__EXERCISE DETAILS__
Filter the entries, keeping every line with the word "object".

Structured figure records:
>> BEGIN

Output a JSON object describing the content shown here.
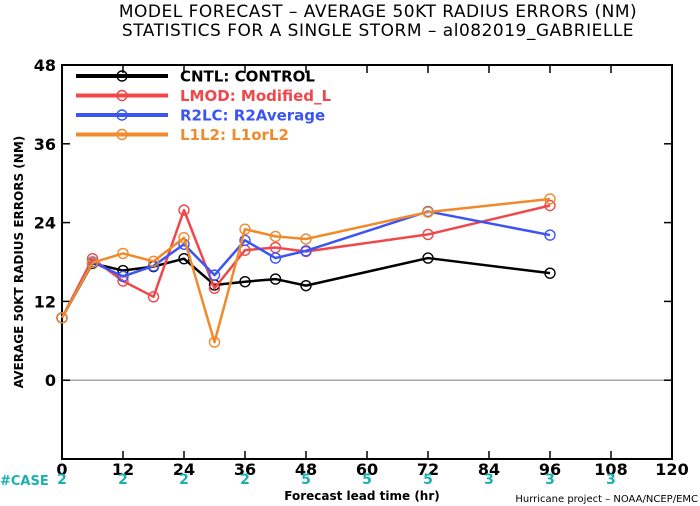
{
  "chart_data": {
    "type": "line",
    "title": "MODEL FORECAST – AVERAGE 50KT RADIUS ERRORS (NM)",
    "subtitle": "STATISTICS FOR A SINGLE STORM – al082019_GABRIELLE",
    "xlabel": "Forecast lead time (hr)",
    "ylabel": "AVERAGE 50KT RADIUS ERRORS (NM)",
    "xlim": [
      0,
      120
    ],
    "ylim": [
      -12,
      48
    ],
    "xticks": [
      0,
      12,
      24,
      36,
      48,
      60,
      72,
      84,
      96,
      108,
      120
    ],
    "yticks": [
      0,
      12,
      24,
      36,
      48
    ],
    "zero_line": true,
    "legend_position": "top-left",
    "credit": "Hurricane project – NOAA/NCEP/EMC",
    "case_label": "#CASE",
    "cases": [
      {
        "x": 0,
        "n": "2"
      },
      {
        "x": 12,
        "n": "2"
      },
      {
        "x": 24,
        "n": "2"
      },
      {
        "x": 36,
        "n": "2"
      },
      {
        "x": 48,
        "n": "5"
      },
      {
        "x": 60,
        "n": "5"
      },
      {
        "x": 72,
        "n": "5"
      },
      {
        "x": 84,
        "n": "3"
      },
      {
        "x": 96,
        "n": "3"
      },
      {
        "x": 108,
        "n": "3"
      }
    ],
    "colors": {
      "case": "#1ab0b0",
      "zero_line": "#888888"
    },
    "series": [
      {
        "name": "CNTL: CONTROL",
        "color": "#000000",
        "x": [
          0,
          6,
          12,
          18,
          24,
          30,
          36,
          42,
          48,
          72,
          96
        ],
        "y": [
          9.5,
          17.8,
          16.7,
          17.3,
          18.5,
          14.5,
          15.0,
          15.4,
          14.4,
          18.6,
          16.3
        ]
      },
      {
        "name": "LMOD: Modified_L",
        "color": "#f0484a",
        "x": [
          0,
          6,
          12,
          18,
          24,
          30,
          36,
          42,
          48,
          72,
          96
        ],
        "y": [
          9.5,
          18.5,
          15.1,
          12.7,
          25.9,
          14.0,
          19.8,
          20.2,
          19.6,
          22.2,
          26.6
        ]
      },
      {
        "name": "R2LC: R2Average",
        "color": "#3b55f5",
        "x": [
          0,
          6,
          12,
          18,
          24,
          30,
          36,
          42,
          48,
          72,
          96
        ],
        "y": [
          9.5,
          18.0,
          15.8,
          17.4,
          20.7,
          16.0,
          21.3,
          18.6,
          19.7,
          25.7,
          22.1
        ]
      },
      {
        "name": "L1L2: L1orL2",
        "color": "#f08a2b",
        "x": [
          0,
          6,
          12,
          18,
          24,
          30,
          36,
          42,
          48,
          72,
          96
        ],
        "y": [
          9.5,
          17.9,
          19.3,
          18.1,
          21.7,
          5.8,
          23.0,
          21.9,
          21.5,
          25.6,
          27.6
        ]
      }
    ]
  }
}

>> END
>> BEGIN

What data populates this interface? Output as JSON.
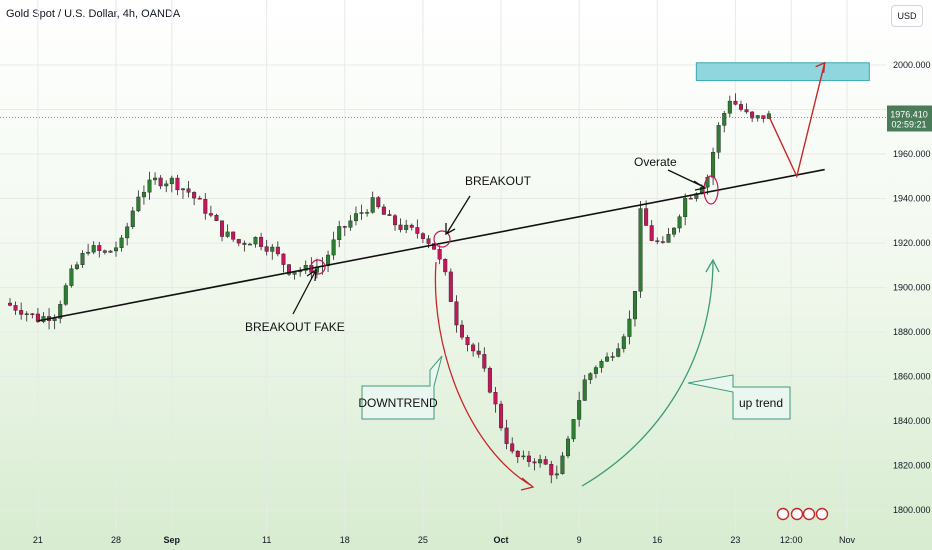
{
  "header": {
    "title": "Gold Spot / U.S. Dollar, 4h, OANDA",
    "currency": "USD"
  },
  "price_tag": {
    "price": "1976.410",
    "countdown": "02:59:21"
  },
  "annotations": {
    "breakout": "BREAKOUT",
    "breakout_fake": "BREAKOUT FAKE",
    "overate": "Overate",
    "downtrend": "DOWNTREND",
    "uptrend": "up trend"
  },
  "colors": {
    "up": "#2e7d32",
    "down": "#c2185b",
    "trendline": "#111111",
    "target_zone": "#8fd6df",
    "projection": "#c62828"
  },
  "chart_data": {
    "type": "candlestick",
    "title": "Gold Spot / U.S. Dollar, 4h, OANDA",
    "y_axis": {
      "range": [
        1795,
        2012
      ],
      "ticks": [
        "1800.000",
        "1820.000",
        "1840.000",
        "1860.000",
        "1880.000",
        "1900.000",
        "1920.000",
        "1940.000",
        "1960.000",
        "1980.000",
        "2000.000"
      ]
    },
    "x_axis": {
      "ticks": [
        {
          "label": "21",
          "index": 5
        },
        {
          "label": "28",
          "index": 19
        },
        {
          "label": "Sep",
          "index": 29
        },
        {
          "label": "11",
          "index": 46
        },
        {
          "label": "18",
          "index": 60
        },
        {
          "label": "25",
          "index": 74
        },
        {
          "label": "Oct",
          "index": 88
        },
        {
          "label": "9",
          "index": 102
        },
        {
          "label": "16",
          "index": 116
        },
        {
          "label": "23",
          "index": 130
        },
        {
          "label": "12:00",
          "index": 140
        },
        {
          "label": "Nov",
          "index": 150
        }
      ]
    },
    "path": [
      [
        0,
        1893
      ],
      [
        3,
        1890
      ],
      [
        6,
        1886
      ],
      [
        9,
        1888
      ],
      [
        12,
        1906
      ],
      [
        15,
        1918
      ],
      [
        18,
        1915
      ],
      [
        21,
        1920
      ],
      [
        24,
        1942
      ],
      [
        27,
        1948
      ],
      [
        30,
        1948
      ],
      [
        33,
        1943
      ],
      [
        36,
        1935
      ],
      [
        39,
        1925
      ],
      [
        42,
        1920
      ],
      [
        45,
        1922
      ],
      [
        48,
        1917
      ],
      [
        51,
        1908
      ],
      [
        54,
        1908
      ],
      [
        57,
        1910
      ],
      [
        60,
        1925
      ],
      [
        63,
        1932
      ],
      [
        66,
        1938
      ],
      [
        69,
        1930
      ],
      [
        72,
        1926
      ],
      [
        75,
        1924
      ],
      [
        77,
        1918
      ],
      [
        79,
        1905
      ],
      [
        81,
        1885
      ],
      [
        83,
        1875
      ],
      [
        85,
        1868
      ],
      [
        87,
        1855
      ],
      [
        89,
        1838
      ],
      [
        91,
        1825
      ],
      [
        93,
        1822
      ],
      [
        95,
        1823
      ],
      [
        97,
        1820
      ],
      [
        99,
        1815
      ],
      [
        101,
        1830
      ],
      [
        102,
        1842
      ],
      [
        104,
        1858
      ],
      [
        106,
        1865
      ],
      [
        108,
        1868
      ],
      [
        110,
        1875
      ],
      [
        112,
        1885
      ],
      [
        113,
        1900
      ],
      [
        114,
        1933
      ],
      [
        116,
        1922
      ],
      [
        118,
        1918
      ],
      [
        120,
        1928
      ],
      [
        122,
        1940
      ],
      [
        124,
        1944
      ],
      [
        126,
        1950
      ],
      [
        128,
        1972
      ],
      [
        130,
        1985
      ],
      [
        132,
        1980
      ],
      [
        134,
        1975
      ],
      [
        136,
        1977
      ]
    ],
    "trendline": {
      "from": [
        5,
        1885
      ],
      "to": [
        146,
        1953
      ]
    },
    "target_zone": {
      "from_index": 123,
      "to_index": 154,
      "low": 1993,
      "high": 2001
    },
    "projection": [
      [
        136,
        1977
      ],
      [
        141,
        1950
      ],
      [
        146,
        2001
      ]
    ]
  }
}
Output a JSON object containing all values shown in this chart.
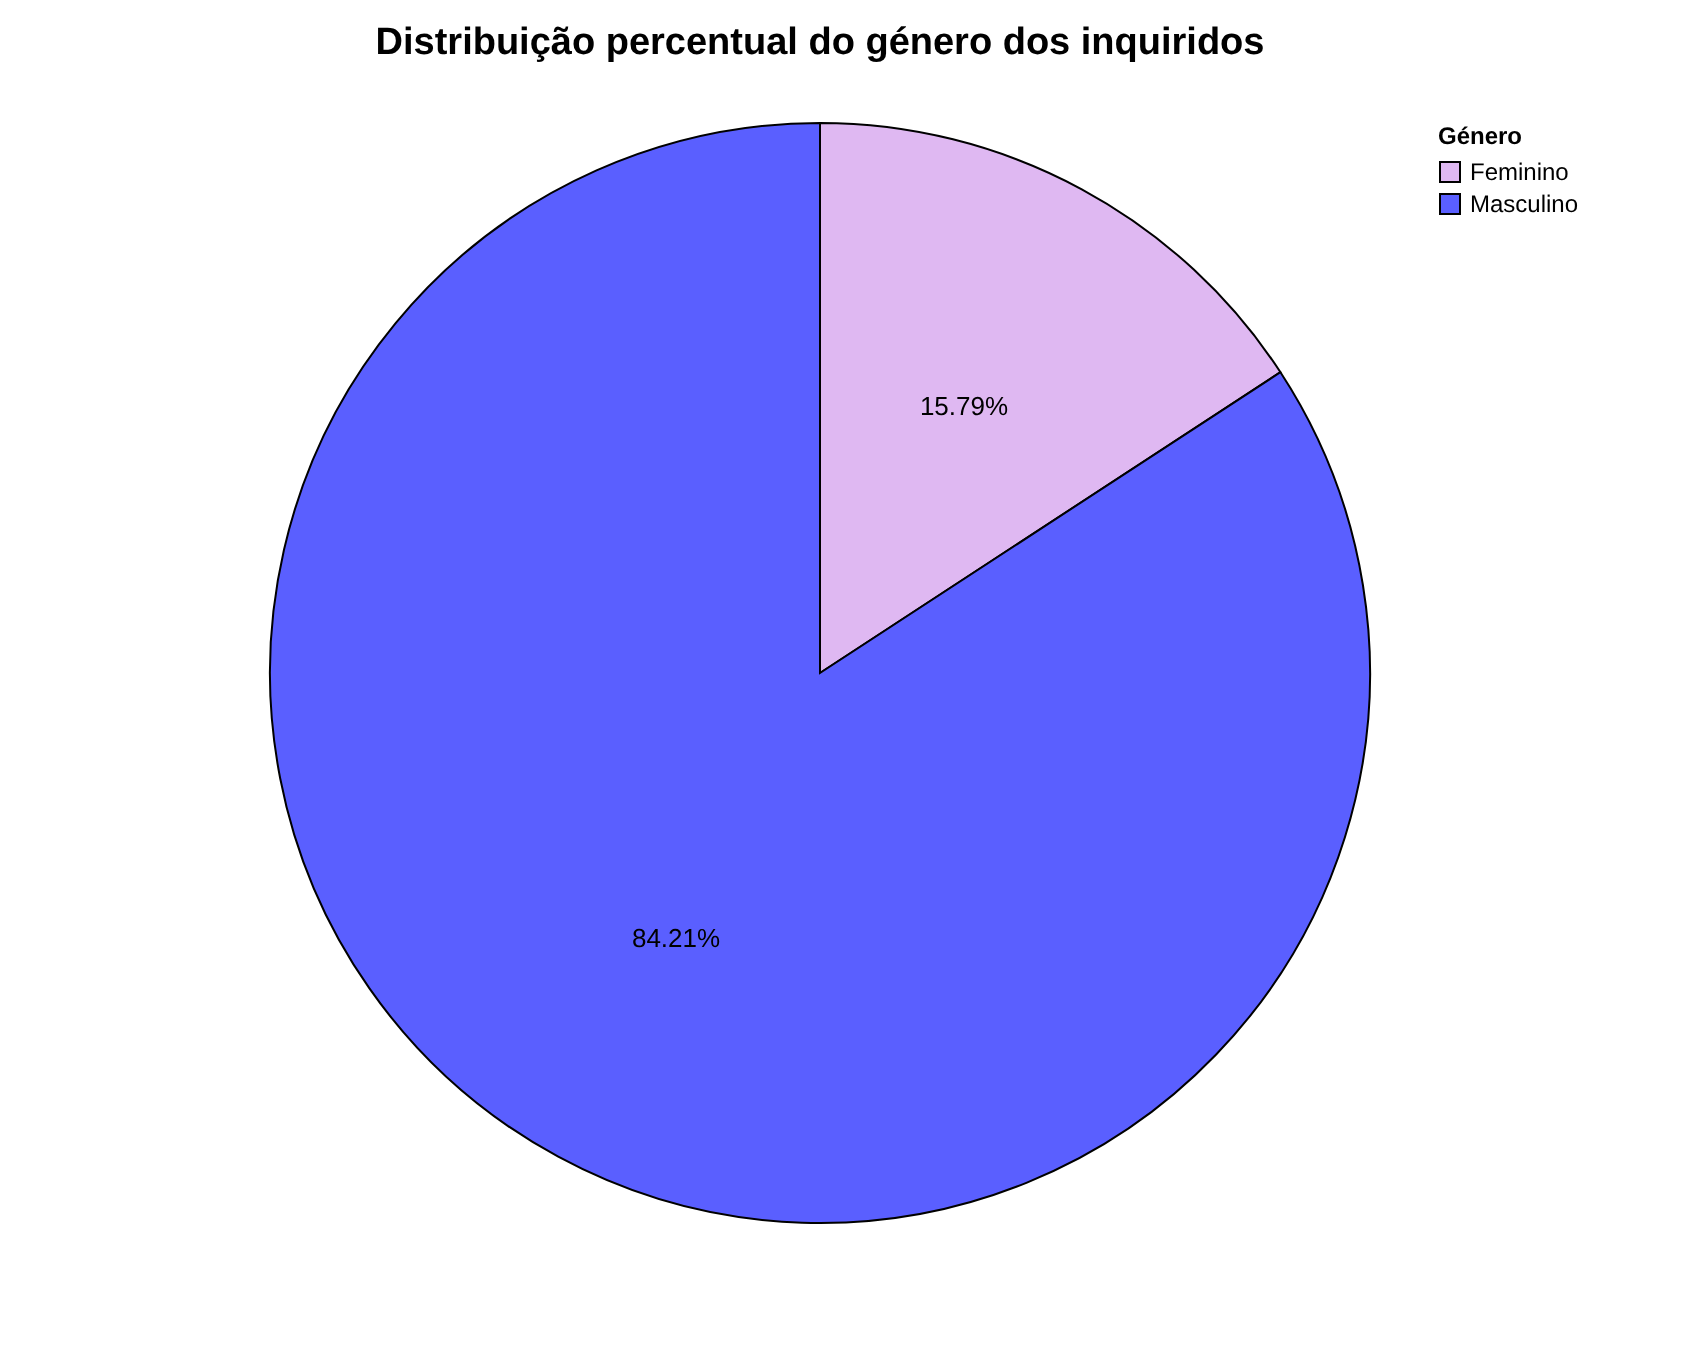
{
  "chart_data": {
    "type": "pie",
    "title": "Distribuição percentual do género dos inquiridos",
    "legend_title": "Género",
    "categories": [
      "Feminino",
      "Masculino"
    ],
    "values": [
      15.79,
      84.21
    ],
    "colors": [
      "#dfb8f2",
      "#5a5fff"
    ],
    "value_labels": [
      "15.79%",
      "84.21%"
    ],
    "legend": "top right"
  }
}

>> END

__WRITTEN REPLY__
Output a JSON object describing the content shown here.
Output a JSON object containing all values shown in this chart.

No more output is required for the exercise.